▶ OBJECTIVE:
Repeat the lines below exactly as they appear, but leave out the images.

▶ DATA FOR THIS EXERCISE:
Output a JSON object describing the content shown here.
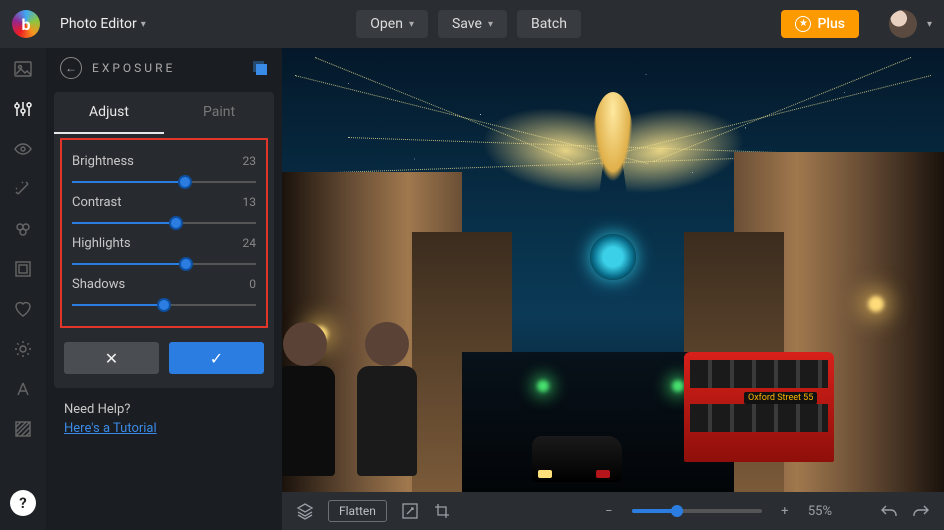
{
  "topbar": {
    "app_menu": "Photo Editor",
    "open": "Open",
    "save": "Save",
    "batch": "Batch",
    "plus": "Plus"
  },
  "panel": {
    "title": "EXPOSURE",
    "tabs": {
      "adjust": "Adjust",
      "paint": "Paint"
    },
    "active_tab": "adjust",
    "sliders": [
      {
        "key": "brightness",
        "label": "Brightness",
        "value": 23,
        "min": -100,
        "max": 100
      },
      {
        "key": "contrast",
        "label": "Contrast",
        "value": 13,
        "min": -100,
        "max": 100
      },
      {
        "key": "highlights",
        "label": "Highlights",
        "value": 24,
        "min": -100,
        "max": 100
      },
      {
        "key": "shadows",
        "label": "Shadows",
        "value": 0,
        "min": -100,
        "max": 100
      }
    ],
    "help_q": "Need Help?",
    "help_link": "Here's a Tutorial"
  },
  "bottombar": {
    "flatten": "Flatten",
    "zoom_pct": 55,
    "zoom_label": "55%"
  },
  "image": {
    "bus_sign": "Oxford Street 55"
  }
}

▶ FULL OUTPUT:
Output a JSON object describing the content shown here.
{
  "topbar": {
    "app_menu": "Photo Editor",
    "open": "Open",
    "save": "Save",
    "batch": "Batch",
    "plus": "Plus"
  },
  "panel": {
    "title": "EXPOSURE",
    "tabs": {
      "adjust": "Adjust",
      "paint": "Paint"
    },
    "active_tab": "adjust",
    "sliders": [
      {
        "key": "brightness",
        "label": "Brightness",
        "value": 23,
        "min": -100,
        "max": 100
      },
      {
        "key": "contrast",
        "label": "Contrast",
        "value": 13,
        "min": -100,
        "max": 100
      },
      {
        "key": "highlights",
        "label": "Highlights",
        "value": 24,
        "min": -100,
        "max": 100
      },
      {
        "key": "shadows",
        "label": "Shadows",
        "value": 0,
        "min": -100,
        "max": 100
      }
    ],
    "help_q": "Need Help?",
    "help_link": "Here's a Tutorial"
  },
  "bottombar": {
    "flatten": "Flatten",
    "zoom_pct": 55,
    "zoom_label": "55%"
  },
  "image": {
    "bus_sign": "Oxford Street 55"
  }
}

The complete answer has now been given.